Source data
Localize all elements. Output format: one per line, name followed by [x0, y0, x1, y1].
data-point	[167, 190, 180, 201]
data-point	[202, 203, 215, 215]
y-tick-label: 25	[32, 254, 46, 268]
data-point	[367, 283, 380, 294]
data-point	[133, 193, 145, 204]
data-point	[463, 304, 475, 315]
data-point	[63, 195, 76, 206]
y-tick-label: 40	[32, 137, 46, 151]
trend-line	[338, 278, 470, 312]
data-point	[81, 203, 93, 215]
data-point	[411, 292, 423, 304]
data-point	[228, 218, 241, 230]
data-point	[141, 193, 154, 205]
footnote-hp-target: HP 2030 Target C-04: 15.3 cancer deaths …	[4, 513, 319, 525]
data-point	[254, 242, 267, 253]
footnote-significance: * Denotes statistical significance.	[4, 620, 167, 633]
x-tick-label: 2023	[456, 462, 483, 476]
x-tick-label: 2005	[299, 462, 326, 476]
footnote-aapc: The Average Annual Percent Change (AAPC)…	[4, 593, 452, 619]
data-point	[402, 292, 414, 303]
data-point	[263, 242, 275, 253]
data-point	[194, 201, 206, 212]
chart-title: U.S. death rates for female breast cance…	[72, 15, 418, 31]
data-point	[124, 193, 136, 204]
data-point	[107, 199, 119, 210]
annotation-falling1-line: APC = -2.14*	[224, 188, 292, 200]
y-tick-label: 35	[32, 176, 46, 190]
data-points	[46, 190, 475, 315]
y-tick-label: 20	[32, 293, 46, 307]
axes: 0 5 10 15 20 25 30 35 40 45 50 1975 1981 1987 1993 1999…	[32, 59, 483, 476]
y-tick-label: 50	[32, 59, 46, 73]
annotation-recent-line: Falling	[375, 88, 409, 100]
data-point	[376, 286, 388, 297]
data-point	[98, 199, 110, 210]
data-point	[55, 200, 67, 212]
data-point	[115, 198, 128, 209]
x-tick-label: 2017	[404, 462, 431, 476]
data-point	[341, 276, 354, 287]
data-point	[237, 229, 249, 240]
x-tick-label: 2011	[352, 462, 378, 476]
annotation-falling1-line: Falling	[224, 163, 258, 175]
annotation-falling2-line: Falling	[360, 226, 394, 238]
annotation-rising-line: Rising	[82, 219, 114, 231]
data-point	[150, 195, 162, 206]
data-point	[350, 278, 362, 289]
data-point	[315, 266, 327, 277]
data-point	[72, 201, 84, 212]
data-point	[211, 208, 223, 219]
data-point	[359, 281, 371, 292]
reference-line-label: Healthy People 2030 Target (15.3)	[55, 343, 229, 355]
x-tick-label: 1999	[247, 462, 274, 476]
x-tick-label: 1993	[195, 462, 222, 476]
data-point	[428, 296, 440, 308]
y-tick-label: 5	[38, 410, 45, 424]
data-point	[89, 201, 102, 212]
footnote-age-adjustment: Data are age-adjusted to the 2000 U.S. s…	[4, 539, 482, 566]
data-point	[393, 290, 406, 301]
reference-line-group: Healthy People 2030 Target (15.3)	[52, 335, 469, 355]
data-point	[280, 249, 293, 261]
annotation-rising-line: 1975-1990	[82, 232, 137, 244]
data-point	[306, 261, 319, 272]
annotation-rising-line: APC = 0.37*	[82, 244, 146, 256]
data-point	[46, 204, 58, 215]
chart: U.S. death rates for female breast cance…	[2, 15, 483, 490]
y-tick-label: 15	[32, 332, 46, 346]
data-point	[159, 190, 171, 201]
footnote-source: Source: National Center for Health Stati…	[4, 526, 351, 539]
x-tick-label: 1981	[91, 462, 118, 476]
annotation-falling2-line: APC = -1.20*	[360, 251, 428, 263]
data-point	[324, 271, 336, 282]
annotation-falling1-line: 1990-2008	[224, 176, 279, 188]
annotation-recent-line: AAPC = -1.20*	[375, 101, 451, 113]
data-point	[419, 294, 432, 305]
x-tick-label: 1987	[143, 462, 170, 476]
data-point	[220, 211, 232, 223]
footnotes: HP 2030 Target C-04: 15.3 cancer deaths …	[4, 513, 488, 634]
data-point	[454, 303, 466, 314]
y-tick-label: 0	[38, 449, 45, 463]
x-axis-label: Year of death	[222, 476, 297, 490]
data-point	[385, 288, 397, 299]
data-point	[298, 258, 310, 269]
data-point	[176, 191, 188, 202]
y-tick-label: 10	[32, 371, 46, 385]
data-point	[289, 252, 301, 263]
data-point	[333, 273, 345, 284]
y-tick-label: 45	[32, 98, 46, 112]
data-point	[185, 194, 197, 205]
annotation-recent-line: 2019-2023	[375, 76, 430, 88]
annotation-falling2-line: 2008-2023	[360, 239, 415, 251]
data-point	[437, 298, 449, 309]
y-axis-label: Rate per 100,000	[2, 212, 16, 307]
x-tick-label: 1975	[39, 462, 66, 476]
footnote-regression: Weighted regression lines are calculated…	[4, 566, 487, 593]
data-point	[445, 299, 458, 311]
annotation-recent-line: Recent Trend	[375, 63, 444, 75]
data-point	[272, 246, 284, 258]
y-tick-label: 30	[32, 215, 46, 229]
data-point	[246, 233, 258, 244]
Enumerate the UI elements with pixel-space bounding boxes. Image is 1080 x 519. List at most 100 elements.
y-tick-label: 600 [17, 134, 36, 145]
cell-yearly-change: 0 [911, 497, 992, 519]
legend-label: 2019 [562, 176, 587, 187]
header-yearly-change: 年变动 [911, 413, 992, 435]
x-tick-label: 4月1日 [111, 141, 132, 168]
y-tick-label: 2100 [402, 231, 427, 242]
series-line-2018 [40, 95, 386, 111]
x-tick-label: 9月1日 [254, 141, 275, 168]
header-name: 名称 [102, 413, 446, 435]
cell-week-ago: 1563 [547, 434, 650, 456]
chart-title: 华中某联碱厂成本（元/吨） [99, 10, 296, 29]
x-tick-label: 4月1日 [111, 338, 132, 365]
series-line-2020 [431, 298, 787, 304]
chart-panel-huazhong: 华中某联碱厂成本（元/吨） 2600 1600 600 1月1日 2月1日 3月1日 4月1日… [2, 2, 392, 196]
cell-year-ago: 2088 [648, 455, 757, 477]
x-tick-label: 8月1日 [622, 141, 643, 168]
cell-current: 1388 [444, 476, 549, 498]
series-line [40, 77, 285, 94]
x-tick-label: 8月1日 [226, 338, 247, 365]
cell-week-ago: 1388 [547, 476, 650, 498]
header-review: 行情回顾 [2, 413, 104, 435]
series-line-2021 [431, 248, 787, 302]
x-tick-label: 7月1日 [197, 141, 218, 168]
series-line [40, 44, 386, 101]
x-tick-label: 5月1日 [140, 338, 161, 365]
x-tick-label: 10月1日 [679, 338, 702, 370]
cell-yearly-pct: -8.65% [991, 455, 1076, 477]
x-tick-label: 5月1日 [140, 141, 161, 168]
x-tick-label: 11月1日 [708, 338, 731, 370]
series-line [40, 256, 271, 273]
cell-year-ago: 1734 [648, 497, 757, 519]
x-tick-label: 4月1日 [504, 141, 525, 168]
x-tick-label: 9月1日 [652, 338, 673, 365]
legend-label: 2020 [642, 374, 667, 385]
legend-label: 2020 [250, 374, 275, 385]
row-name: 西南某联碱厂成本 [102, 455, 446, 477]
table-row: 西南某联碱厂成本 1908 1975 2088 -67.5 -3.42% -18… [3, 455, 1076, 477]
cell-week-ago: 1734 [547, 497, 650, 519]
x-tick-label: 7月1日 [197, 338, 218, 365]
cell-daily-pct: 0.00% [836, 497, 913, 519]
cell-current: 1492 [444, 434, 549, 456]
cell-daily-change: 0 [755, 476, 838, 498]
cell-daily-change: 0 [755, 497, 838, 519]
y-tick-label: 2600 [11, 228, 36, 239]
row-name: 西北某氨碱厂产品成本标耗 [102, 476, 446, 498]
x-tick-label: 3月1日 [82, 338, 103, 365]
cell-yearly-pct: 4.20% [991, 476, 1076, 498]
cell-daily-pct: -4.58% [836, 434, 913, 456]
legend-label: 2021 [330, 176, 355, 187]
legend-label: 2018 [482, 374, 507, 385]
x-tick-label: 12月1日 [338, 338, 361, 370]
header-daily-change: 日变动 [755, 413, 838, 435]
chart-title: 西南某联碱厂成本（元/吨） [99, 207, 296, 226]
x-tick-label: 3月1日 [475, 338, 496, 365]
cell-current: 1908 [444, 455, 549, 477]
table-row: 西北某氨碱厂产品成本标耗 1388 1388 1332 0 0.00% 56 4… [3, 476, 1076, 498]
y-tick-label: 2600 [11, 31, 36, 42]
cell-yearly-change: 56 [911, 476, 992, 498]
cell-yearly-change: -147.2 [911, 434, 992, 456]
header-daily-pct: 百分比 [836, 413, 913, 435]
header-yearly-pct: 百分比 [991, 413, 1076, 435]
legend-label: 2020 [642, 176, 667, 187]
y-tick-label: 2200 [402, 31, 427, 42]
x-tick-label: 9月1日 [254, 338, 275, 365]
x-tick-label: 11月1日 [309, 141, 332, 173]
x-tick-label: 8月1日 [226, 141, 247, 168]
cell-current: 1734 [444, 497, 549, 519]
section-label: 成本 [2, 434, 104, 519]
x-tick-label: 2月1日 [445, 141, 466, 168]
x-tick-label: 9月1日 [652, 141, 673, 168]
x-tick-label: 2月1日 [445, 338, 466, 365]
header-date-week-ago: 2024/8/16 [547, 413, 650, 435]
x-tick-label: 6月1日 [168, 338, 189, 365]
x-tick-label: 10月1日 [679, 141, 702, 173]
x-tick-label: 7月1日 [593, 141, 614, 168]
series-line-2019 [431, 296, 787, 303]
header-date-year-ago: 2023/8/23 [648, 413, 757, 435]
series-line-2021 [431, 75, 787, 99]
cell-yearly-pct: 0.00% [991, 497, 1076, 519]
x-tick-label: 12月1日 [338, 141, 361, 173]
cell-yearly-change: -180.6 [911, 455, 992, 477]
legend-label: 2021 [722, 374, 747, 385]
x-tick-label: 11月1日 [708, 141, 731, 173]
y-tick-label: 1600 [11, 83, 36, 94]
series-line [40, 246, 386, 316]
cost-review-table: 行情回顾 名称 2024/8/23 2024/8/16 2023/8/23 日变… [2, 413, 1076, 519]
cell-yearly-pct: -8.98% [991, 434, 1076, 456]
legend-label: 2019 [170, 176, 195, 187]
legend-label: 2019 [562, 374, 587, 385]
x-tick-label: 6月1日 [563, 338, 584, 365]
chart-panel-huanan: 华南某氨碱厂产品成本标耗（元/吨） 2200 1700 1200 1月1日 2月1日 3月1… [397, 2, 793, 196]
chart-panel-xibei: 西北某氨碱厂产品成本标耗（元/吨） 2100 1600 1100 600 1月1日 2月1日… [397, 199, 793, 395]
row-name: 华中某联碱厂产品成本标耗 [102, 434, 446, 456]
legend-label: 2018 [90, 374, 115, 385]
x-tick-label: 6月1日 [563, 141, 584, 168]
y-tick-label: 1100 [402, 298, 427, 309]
--
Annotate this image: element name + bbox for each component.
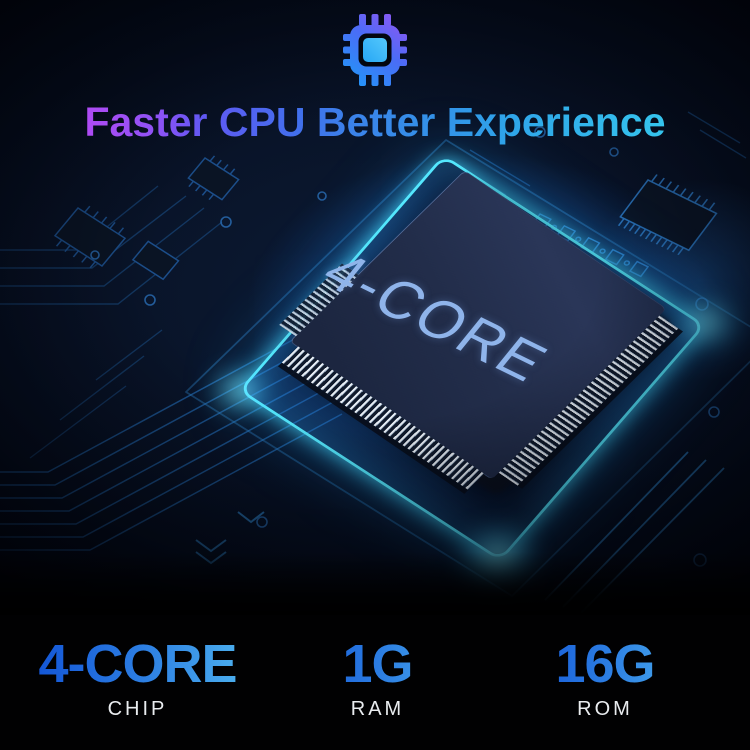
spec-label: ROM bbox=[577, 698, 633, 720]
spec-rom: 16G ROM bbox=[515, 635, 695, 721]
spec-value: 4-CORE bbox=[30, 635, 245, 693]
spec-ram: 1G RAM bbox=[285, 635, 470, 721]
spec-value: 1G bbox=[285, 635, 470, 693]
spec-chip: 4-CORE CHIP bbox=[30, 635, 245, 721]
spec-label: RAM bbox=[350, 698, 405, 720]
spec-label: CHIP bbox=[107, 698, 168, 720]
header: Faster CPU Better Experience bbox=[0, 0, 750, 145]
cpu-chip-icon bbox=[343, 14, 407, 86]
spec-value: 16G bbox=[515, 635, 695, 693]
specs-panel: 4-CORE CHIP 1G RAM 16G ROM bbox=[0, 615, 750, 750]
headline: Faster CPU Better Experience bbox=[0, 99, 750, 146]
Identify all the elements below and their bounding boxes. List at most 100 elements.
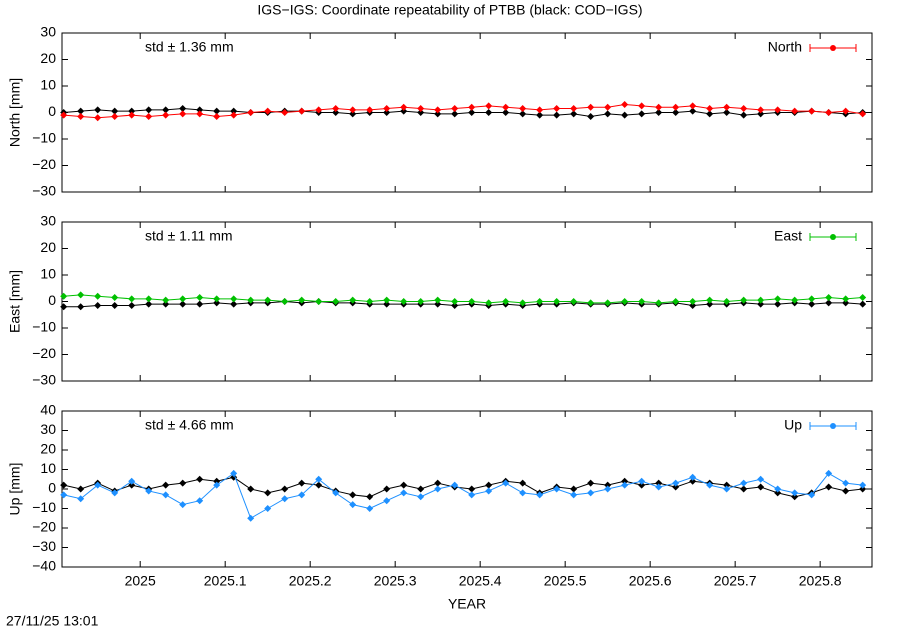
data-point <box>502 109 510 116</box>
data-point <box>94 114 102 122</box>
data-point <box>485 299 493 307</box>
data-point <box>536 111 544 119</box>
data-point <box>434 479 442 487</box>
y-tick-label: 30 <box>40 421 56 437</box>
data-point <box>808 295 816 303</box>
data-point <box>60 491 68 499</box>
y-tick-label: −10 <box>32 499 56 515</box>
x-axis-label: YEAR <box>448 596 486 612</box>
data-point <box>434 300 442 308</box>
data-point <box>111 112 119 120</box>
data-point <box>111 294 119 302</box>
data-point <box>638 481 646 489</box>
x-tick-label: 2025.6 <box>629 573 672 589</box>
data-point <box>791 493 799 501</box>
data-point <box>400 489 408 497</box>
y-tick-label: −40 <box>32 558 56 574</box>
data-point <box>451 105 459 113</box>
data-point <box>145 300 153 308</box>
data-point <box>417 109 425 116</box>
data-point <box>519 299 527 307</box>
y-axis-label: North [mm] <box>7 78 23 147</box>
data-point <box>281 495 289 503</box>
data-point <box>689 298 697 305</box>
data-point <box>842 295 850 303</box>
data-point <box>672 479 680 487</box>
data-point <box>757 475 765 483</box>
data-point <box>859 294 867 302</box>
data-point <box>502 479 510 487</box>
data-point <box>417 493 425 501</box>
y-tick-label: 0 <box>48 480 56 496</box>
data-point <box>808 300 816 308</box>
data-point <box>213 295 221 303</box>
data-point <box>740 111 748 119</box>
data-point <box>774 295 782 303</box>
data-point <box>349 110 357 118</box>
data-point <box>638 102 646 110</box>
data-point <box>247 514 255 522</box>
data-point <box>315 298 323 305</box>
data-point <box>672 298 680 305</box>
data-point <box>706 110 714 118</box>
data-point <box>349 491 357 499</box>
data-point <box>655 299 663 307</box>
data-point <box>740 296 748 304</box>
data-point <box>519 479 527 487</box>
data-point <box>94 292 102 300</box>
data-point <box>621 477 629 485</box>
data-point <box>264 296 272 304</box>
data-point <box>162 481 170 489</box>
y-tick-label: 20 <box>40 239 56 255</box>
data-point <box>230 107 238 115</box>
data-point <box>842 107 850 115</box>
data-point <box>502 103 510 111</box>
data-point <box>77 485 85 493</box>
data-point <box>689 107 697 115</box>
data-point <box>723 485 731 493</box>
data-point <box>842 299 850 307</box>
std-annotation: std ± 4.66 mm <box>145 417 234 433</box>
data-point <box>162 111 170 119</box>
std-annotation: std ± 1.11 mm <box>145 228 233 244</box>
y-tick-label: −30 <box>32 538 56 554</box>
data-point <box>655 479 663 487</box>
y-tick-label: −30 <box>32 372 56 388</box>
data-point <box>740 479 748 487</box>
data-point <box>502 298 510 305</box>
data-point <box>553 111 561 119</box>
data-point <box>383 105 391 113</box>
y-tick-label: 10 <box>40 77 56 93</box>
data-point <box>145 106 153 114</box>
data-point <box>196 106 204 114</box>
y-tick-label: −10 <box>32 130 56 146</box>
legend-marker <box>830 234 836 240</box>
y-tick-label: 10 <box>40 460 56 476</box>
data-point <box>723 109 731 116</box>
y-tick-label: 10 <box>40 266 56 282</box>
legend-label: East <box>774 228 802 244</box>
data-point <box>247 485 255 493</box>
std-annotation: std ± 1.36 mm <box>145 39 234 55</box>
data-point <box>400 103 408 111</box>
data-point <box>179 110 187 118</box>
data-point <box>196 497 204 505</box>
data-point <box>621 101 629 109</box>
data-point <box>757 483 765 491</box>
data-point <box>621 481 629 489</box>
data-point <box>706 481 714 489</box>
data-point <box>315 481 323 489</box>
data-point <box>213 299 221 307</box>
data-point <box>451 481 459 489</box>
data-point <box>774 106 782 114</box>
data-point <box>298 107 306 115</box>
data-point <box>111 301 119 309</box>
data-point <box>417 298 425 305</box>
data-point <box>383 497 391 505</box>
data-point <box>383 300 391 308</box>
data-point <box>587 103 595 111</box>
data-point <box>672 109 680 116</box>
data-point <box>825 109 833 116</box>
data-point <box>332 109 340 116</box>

## SET PROBLEM
Reproduce the listing from the line with "Localize all elements." to the line with "278, 470, 312]", including both of those lines.

## OUTPUT OF THE EXERCISE
Localize all elements. Output format: one per line, name followed by [x0, y0, x1, y1].
data-point	[167, 190, 180, 201]
data-point	[202, 203, 215, 215]
y-tick-label: 25	[32, 254, 46, 268]
data-point	[367, 283, 380, 294]
data-point	[133, 193, 145, 204]
data-point	[463, 304, 475, 315]
data-point	[63, 195, 76, 206]
y-tick-label: 40	[32, 137, 46, 151]
trend-line	[338, 278, 470, 312]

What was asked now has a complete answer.